- _EXERCISE DATA_:
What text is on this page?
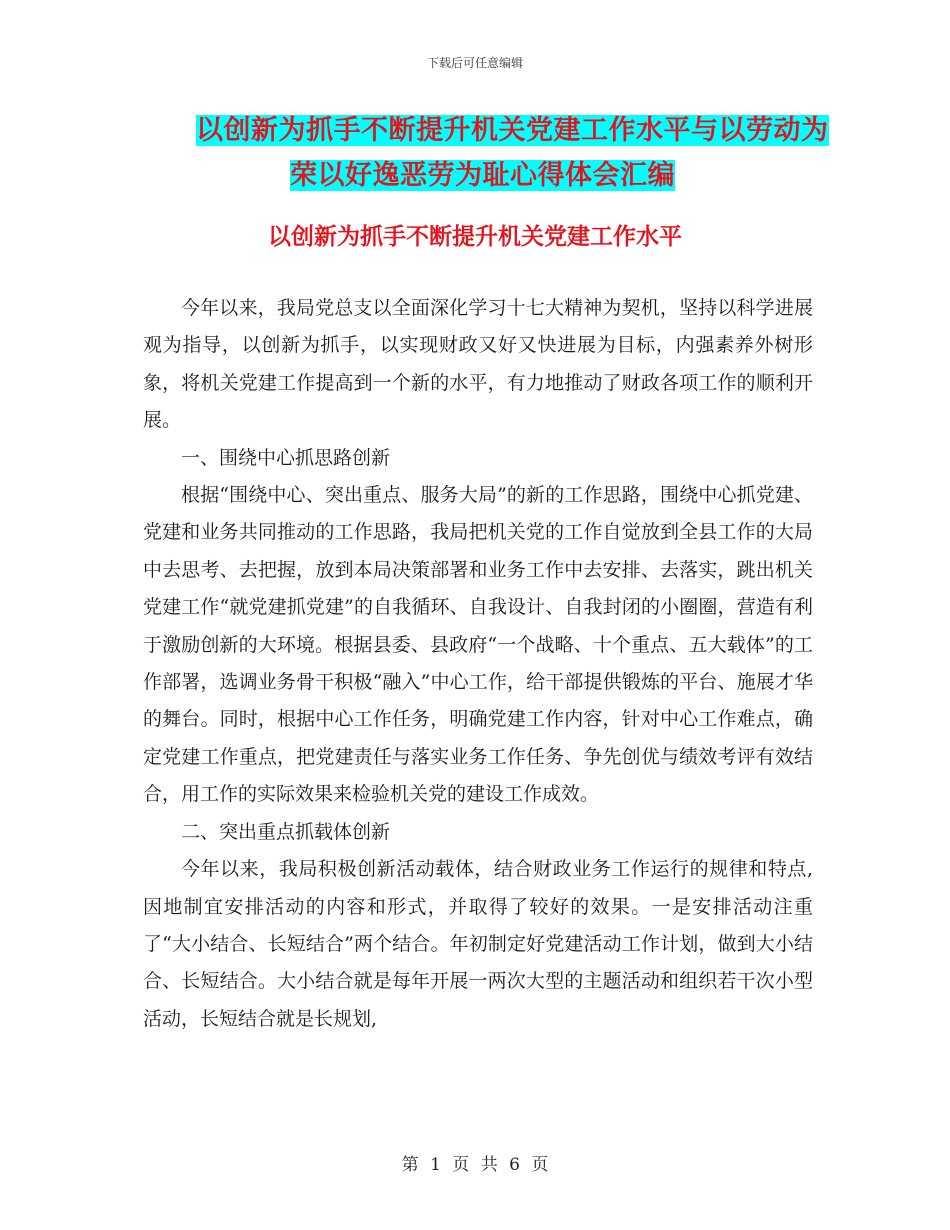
下载后可任意编辑
以创新为抓手不断提升机关党建工作水平与以劳动为
荣以好逸恶劳为耻心得体会汇编
以创新为抓手不断提升机关党建工作水平

今年以来，我局党总支以全面深化学习十七大精神为契机，坚持以科学进展观为指导，以创新为抓手，以实现财政又好又快进展为目标，内强素养外树形象，将机关党建工作提高到一个新的水平，有力地推动了财政各项工作的顺利开展。

一、围绕中心抓思路创新

根据“围绕中心、突出重点、服务大局”的新的工作思路，围绕中心抓党建、党建和业务共同推动的工作思路，我局把机关党的工作自觉放到全县工作的大局中去思考、去把握，放到本局决策部署和业务工作中去安排、去落实，跳出机关党建工作“就党建抓党建”的自我循环、自我设计、自我封闭的小圈圈，营造有利于激励创新的大环境。根据县委、县政府“一个战略、十个重点、五大载体”的工作部署，选调业务骨干积极“融入”中心工作，给干部提供锻炼的平台、施展才华的舞台。同时，根据中心工作任务，明确党建工作内容，针对中心工作难点，确定党建工作重点，把党建责任与落实业务工作任务、争先创优与绩效考评有效结合，用工作的实际效果来检验机关党的建设工作成效。

二、突出重点抓载体创新

今年以来，我局积极创新活动载体，结合财政业务工作运行的规律和特点,因地制宜安排活动的内容和形式，并取得了较好的效果。一是安排活动注重了“大小结合、长短结合”两个结合。年初制定好党建活动工作计划，做到大小结合、长短结合。大小结合就是每年开展一两次大型的主题活动和组织若干次小型活动，长短结合就是长规划,

第 1 页 共 6 页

- _PROMPT_:
Extract the full listing above verbatim; pictures are to be left out of the copy.

- _FINAL ANSWER_:
What text is on this page?
下载后可任意编辑
以创新为抓手不断提升机关党建工作水平与以劳动为
荣以好逸恶劳为耻心得体会汇编
以创新为抓手不断提升机关党建工作水平

今年以来，我局党总支以全面深化学习十七大精神为契机，坚持以科学进展观为指导，以创新为抓手，以实现财政又好又快进展为目标，内强素养外树形象，将机关党建工作提高到一个新的水平，有力地推动了财政各项工作的顺利开展。

一、围绕中心抓思路创新

根据“围绕中心、突出重点、服务大局”的新的工作思路，围绕中心抓党建、党建和业务共同推动的工作思路，我局把机关党的工作自觉放到全县工作的大局中去思考、去把握，放到本局决策部署和业务工作中去安排、去落实，跳出机关党建工作“就党建抓党建”的自我循环、自我设计、自我封闭的小圈圈，营造有利于激励创新的大环境。根据县委、县政府“一个战略、十个重点、五大载体”的工作部署，选调业务骨干积极“融入”中心工作，给干部提供锻炼的平台、施展才华的舞台。同时，根据中心工作任务，明确党建工作内容，针对中心工作难点，确定党建工作重点，把党建责任与落实业务工作任务、争先创优与绩效考评有效结合，用工作的实际效果来检验机关党的建设工作成效。

二、突出重点抓载体创新

今年以来，我局积极创新活动载体，结合财政业务工作运行的规律和特点,因地制宜安排活动的内容和形式，并取得了较好的效果。一是安排活动注重了“大小结合、长短结合”两个结合。年初制定好党建活动工作计划，做到大小结合、长短结合。大小结合就是每年开展一两次大型的主题活动和组织若干次小型活动，长短结合就是长规划,

第 1 页 共 6 页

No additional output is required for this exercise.